#### GOAL OF THE EXERCISE:
Set down the material below word for word, excluding the pictures.

——————

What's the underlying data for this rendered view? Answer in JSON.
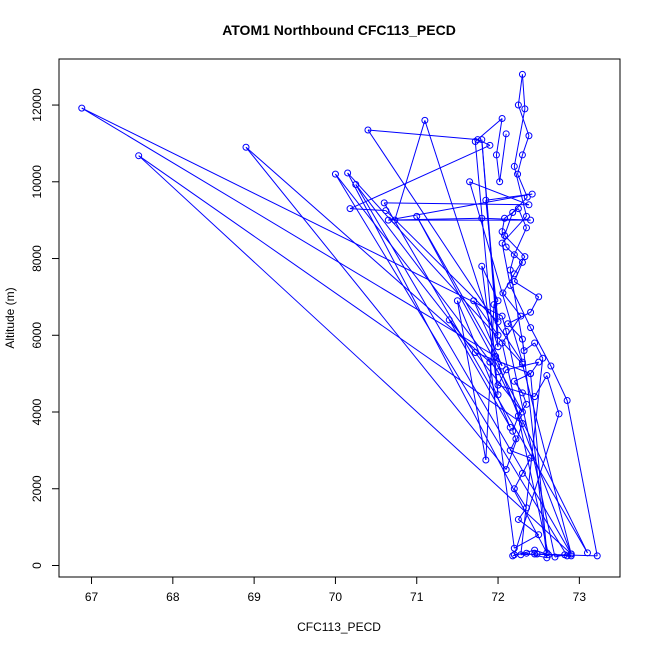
{
  "chart_data": {
    "type": "line",
    "title": "ATOM1 Northbound CFC113_PECD",
    "xlabel": "CFC113_PECD",
    "ylabel": "Altitude (m)",
    "xlim": [
      66.6,
      73.5
    ],
    "ylim": [
      -300,
      13200
    ],
    "x_ticks": [
      67,
      68,
      69,
      70,
      71,
      72,
      73
    ],
    "y_ticks": [
      0,
      2000,
      4000,
      6000,
      8000,
      10000,
      12000
    ],
    "grid": false,
    "legend": "none",
    "series_color": "#0000ff",
    "marker": "open-circle",
    "series": [
      {
        "name": "CFC113_PECD",
        "points": [
          [
            72.18,
            250
          ],
          [
            72.45,
            400
          ],
          [
            72.62,
            280
          ],
          [
            72.05,
            5800
          ],
          [
            72.28,
            6500
          ],
          [
            72.06,
            7100
          ],
          [
            72.2,
            7600
          ],
          [
            72.33,
            8050
          ],
          [
            72.08,
            8600
          ],
          [
            72.18,
            9200
          ],
          [
            72.36,
            9600
          ],
          [
            72.24,
            10200
          ],
          [
            72.3,
            10700
          ],
          [
            72.38,
            11200
          ],
          [
            72.25,
            12000
          ],
          [
            72.3,
            12800
          ],
          [
            72.33,
            11900
          ],
          [
            72.2,
            10400
          ],
          [
            72.35,
            9100
          ],
          [
            72.05,
            8400
          ],
          [
            72.15,
            7300
          ],
          [
            72.4,
            6200
          ],
          [
            72.65,
            5200
          ],
          [
            72.85,
            4300
          ],
          [
            73.22,
            250
          ],
          [
            72.45,
            300
          ],
          [
            72.9,
            250
          ],
          [
            72.82,
            280
          ],
          [
            72.7,
            220
          ],
          [
            72.1,
            6100
          ],
          [
            72.05,
            6500
          ],
          [
            66.88,
            11920
          ],
          [
            71.97,
            5450
          ],
          [
            72.9,
            300
          ],
          [
            67.58,
            10680
          ],
          [
            72.3,
            3700
          ],
          [
            72.1,
            2500
          ],
          [
            68.9,
            10900
          ],
          [
            71.9,
            5300
          ],
          [
            72.2,
            450
          ],
          [
            72.5,
            800
          ],
          [
            72.25,
            1200
          ],
          [
            72.35,
            1500
          ],
          [
            72.2,
            2000
          ],
          [
            72.3,
            2400
          ],
          [
            72.4,
            2800
          ],
          [
            72.15,
            3000
          ],
          [
            72.22,
            3300
          ],
          [
            72.18,
            3500
          ],
          [
            72.25,
            3900
          ],
          [
            72.35,
            4200
          ],
          [
            72.3,
            4500
          ],
          [
            72.2,
            4800
          ],
          [
            72.4,
            5000
          ],
          [
            72.5,
            5300
          ],
          [
            72.1,
            5100
          ],
          [
            72.0,
            4700
          ],
          [
            72.45,
            4400
          ],
          [
            72.6,
            4950
          ],
          [
            72.75,
            3950
          ],
          [
            72.2,
            280
          ],
          [
            72.35,
            320
          ],
          [
            72.6,
            200
          ],
          [
            72.3,
            5900
          ],
          [
            72.12,
            6300
          ],
          [
            72.4,
            6600
          ],
          [
            72.5,
            7000
          ],
          [
            72.2,
            7400
          ],
          [
            72.3,
            7900
          ],
          [
            72.1,
            8300
          ],
          [
            72.05,
            8700
          ],
          [
            72.08,
            9050
          ],
          [
            72.25,
            9300
          ],
          [
            72.35,
            8800
          ],
          [
            72.2,
            8100
          ],
          [
            72.15,
            7700
          ],
          [
            72.32,
            5600
          ],
          [
            72.45,
            5800
          ],
          [
            72.55,
            5400
          ],
          [
            72.28,
            280
          ],
          [
            72.48,
            300
          ],
          [
            72.85,
            250
          ],
          [
            70.0,
            10200
          ],
          [
            71.72,
            5550
          ],
          [
            72.4,
            5000
          ],
          [
            72.6,
            330
          ],
          [
            70.15,
            10230
          ],
          [
            72.3,
            5250
          ],
          [
            72.9,
            300
          ],
          [
            70.25,
            9930
          ],
          [
            72.0,
            5050
          ],
          [
            73.1,
            330
          ],
          [
            70.6,
            9450
          ],
          [
            72.38,
            9400
          ],
          [
            71.65,
            10000
          ],
          [
            72.3,
            5300
          ],
          [
            70.4,
            11350
          ],
          [
            71.75,
            11100
          ],
          [
            71.9,
            10950
          ],
          [
            70.18,
            9300
          ],
          [
            70.62,
            9250
          ],
          [
            72.0,
            6350
          ],
          [
            71.85,
            9520
          ],
          [
            72.42,
            9680
          ],
          [
            70.65,
            9000
          ],
          [
            71.8,
            9050
          ],
          [
            72.4,
            9000
          ],
          [
            70.73,
            9000
          ],
          [
            71.1,
            11600
          ],
          [
            72.0,
            5700
          ],
          [
            71.8,
            11100
          ],
          [
            72.0,
            6000
          ],
          [
            71.7,
            6900
          ],
          [
            72.05,
            5200
          ],
          [
            71.0,
            9100
          ],
          [
            72.3,
            4000
          ],
          [
            71.4,
            6400
          ],
          [
            72.15,
            3600
          ],
          [
            71.5,
            6900
          ],
          [
            71.85,
            2750
          ],
          [
            71.95,
            6800
          ],
          [
            72.0,
            6900
          ],
          [
            71.8,
            7800
          ],
          [
            72.0,
            4450
          ],
          [
            71.72,
            11050
          ],
          [
            72.05,
            11650
          ],
          [
            71.98,
            10700
          ],
          [
            72.02,
            10000
          ],
          [
            72.1,
            11250
          ]
        ]
      }
    ]
  }
}
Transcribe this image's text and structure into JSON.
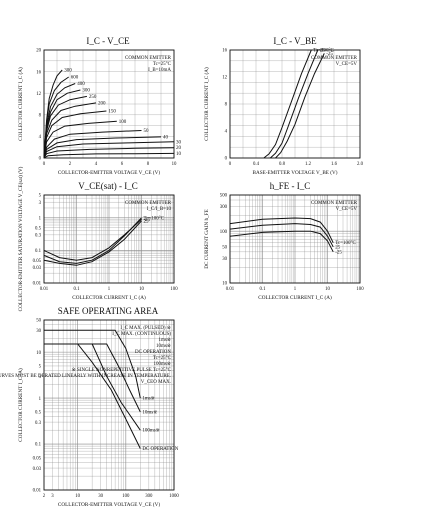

——————

#### FINAL RESULT:
What's the underlying data for this rendered view? Answer in JSON.
{
  "chart_data": {
    "type": "line",
    "title": "ATOM1 Northbound CFC113_PECD",
    "xlabel": "CFC113_PECD",
    "ylabel": "Altitude (m)",
    "xlim": [
      66.6,
      73.5
    ],
    "ylim": [
      -300,
      13200
    ],
    "x_ticks": [
      67,
      68,
      69,
      70,
      71,
      72,
      73
    ],
    "y_ticks": [
      0,
      2000,
      4000,
      6000,
      8000,
      10000,
      12000
    ],
    "grid": false,
    "legend": "none",
    "series_color": "#0000ff",
    "marker": "open-circle",
    "series": [
      {
        "name": "CFC113_PECD",
        "points": [
          [
            72.18,
            250
          ],
          [
            72.45,
            400
          ],
          [
            72.62,
            280
          ],
          [
            72.05,
            5800
          ],
          [
            72.28,
            6500
          ],
          [
            72.06,
            7100
          ],
          [
            72.2,
            7600
          ],
          [
            72.33,
            8050
          ],
          [
            72.08,
            8600
          ],
          [
            72.18,
            9200
          ],
          [
            72.36,
            9600
          ],
          [
            72.24,
            10200
          ],
          [
            72.3,
            10700
          ],
          [
            72.38,
            11200
          ],
          [
            72.25,
            12000
          ],
          [
            72.3,
            12800
          ],
          [
            72.33,
            11900
          ],
          [
            72.2,
            10400
          ],
          [
            72.35,
            9100
          ],
          [
            72.05,
            8400
          ],
          [
            72.15,
            7300
          ],
          [
            72.4,
            6200
          ],
          [
            72.65,
            5200
          ],
          [
            72.85,
            4300
          ],
          [
            73.22,
            250
          ],
          [
            72.45,
            300
          ],
          [
            72.9,
            250
          ],
          [
            72.82,
            280
          ],
          [
            72.7,
            220
          ],
          [
            72.1,
            6100
          ],
          [
            72.05,
            6500
          ],
          [
            66.88,
            11920
          ],
          [
            71.97,
            5450
          ],
          [
            72.9,
            300
          ],
          [
            67.58,
            10680
          ],
          [
            72.3,
            3700
          ],
          [
            72.1,
            2500
          ],
          [
            68.9,
            10900
          ],
          [
            71.9,
            5300
          ],
          [
            72.2,
            450
          ],
          [
            72.5,
            800
          ],
          [
            72.25,
            1200
          ],
          [
            72.35,
            1500
          ],
          [
            72.2,
            2000
          ],
          [
            72.3,
            2400
          ],
          [
            72.4,
            2800
          ],
          [
            72.15,
            3000
          ],
          [
            72.22,
            3300
          ],
          [
            72.18,
            3500
          ],
          [
            72.25,
            3900
          ],
          [
            72.35,
            4200
          ],
          [
            72.3,
            4500
          ],
          [
            72.2,
            4800
          ],
          [
            72.4,
            5000
          ],
          [
            72.5,
            5300
          ],
          [
            72.1,
            5100
          ],
          [
            72.0,
            4700
          ],
          [
            72.45,
            4400
          ],
          [
            72.6,
            4950
          ],
          [
            72.75,
            3950
          ],
          [
            72.2,
            280
          ],
          [
            72.35,
            320
          ],
          [
            72.6,
            200
          ],
          [
            72.3,
            5900
          ],
          [
            72.12,
            6300
          ],
          [
            72.4,
            6600
          ],
          [
            72.5,
            7000
          ],
          [
            72.2,
            7400
          ],
          [
            72.3,
            7900
          ],
          [
            72.1,
            8300
          ],
          [
            72.05,
            8700
          ],
          [
            72.08,
            9050
          ],
          [
            72.25,
            9300
          ],
          [
            72.35,
            8800
          ],
          [
            72.2,
            8100
          ],
          [
            72.15,
            7700
          ],
          [
            72.32,
            5600
          ],
          [
            72.45,
            5800
          ],
          [
            72.55,
            5400
          ],
          [
            72.28,
            280
          ],
          [
            72.48,
            300
          ],
          [
            72.85,
            250
          ],
          [
            70.0,
            10200
          ],
          [
            71.72,
            5550
          ],
          [
            72.4,
            5000
          ],
          [
            72.6,
            330
          ],
          [
            70.15,
            10230
          ],
          [
            72.3,
            5250
          ],
          [
            72.9,
            300
          ],
          [
            70.25,
            9930
          ],
          [
            72.0,
            5050
          ],
          [
            73.1,
            330
          ],
          [
            70.6,
            9450
          ],
          [
            72.38,
            9400
          ],
          [
            71.65,
            10000
          ],
          [
            72.3,
            5300
          ],
          [
            70.4,
            11350
          ],
          [
            71.75,
            11100
          ],
          [
            71.9,
            10950
          ],
          [
            70.18,
            9300
          ],
          [
            70.62,
            9250
          ],
          [
            72.0,
            6350
          ],
          [
            71.85,
            9520
          ],
          [
            72.42,
            9680
          ],
          [
            70.65,
            9000
          ],
          [
            71.8,
            9050
          ],
          [
            72.4,
            9000
          ],
          [
            70.73,
            9000
          ],
          [
            71.1,
            11600
          ],
          [
            72.0,
            5700
          ],
          [
            71.8,
            11100
          ],
          [
            72.0,
            6000
          ],
          [
            71.7,
            6900
          ],
          [
            72.05,
            5200
          ],
          [
            71.0,
            9100
          ],
          [
            72.3,
            4000
          ],
          [
            71.4,
            6400
          ],
          [
            72.15,
            3600
          ],
          [
            71.5,
            6900
          ],
          [
            71.85,
            2750
          ],
          [
            71.95,
            6800
          ],
          [
            72.0,
            6900
          ],
          [
            71.8,
            7800
          ],
          [
            72.0,
            4450
          ],
          [
            71.72,
            11050
          ],
          [
            72.05,
            11650
          ],
          [
            71.98,
            10700
          ],
          [
            72.02,
            10000
          ],
          [
            72.1,
            11250
          ]
        ]
      }
    ]
  }
}
Transcribe this image's text and structure into JSON.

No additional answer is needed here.